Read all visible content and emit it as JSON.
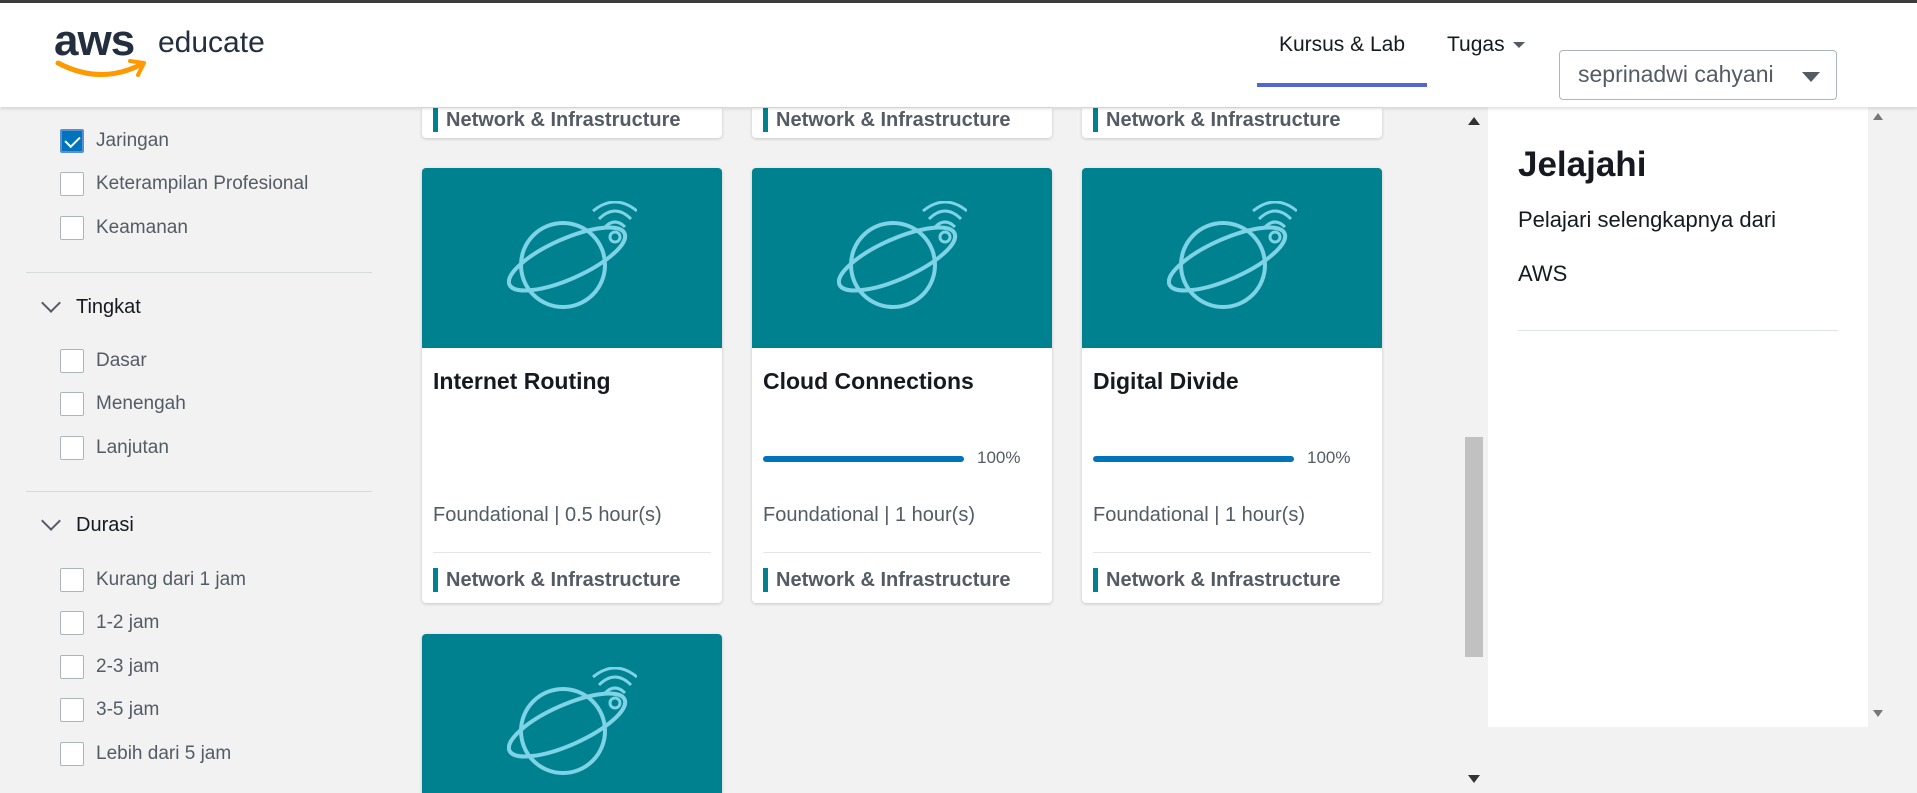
{
  "header": {
    "logo_aws": "aws",
    "logo_educate": "educate",
    "nav": [
      {
        "label": "Kursus & Lab",
        "active": true
      },
      {
        "label": "Tugas",
        "has_dropdown": true
      }
    ],
    "user": "seprinadwi cahyani"
  },
  "sidebar": {
    "topic_items": [
      {
        "label": "Jaringan",
        "checked": true
      },
      {
        "label": "Keterampilan Profesional",
        "checked": false
      },
      {
        "label": "Keamanan",
        "checked": false
      }
    ],
    "level": {
      "title": "Tingkat",
      "items": [
        {
          "label": "Dasar",
          "checked": false
        },
        {
          "label": "Menengah",
          "checked": false
        },
        {
          "label": "Lanjutan",
          "checked": false
        }
      ]
    },
    "duration": {
      "title": "Durasi",
      "items": [
        {
          "label": "Kurang dari 1 jam",
          "checked": false
        },
        {
          "label": "1-2 jam",
          "checked": false
        },
        {
          "label": "2-3 jam",
          "checked": false
        },
        {
          "label": "3-5 jam",
          "checked": false
        },
        {
          "label": "Lebih dari 5 jam",
          "checked": false
        }
      ]
    }
  },
  "partial_cards": [
    {
      "category": "Network & Infrastructure"
    },
    {
      "category": "Network & Infrastructure"
    },
    {
      "category": "Network & Infrastructure"
    }
  ],
  "cards": [
    {
      "title": "Internet Routing",
      "meta": "Foundational | 0.5 hour(s)",
      "category": "Network & Infrastructure",
      "progress": null,
      "progress_label": ""
    },
    {
      "title": "Cloud Connections",
      "meta": "Foundational | 1 hour(s)",
      "category": "Network & Infrastructure",
      "progress": 1.0,
      "progress_label": "100%"
    },
    {
      "title": "Digital Divide",
      "meta": "Foundational | 1 hour(s)",
      "category": "Network & Infrastructure",
      "progress": 1.0,
      "progress_label": "100%"
    }
  ],
  "explore": {
    "title": "Jelajahi",
    "description": "Pelajari selengkapnya dari",
    "link": "AWS"
  },
  "colors": {
    "accent": "#00818f",
    "progress": "#0073bb",
    "nav_active": "#5167d6"
  },
  "icons": {
    "card_image": "globe-wifi-icon",
    "checkbox_checked": "check-icon",
    "section_toggle": "chevron-down-icon"
  }
}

----------------------------------------

» What to work on
Write out the data precisely as given, excluding the pictures.

» Result of this exercise
Read all visible content and emit it as JSON.
{
  "header": {
    "logo_aws": "aws",
    "logo_educate": "educate",
    "nav": [
      {
        "label": "Kursus & Lab",
        "active": true
      },
      {
        "label": "Tugas",
        "has_dropdown": true
      }
    ],
    "user": "seprinadwi cahyani"
  },
  "sidebar": {
    "topic_items": [
      {
        "label": "Jaringan",
        "checked": true
      },
      {
        "label": "Keterampilan Profesional",
        "checked": false
      },
      {
        "label": "Keamanan",
        "checked": false
      }
    ],
    "level": {
      "title": "Tingkat",
      "items": [
        {
          "label": "Dasar",
          "checked": false
        },
        {
          "label": "Menengah",
          "checked": false
        },
        {
          "label": "Lanjutan",
          "checked": false
        }
      ]
    },
    "duration": {
      "title": "Durasi",
      "items": [
        {
          "label": "Kurang dari 1 jam",
          "checked": false
        },
        {
          "label": "1-2 jam",
          "checked": false
        },
        {
          "label": "2-3 jam",
          "checked": false
        },
        {
          "label": "3-5 jam",
          "checked": false
        },
        {
          "label": "Lebih dari 5 jam",
          "checked": false
        }
      ]
    }
  },
  "partial_cards": [
    {
      "category": "Network & Infrastructure"
    },
    {
      "category": "Network & Infrastructure"
    },
    {
      "category": "Network & Infrastructure"
    }
  ],
  "cards": [
    {
      "title": "Internet Routing",
      "meta": "Foundational | 0.5 hour(s)",
      "category": "Network & Infrastructure",
      "progress": null,
      "progress_label": ""
    },
    {
      "title": "Cloud Connections",
      "meta": "Foundational | 1 hour(s)",
      "category": "Network & Infrastructure",
      "progress": 1.0,
      "progress_label": "100%"
    },
    {
      "title": "Digital Divide",
      "meta": "Foundational | 1 hour(s)",
      "category": "Network & Infrastructure",
      "progress": 1.0,
      "progress_label": "100%"
    }
  ],
  "explore": {
    "title": "Jelajahi",
    "description": "Pelajari selengkapnya dari",
    "link": "AWS"
  },
  "colors": {
    "accent": "#00818f",
    "progress": "#0073bb",
    "nav_active": "#5167d6"
  },
  "icons": {
    "card_image": "globe-wifi-icon",
    "checkbox_checked": "check-icon",
    "section_toggle": "chevron-down-icon"
  }
}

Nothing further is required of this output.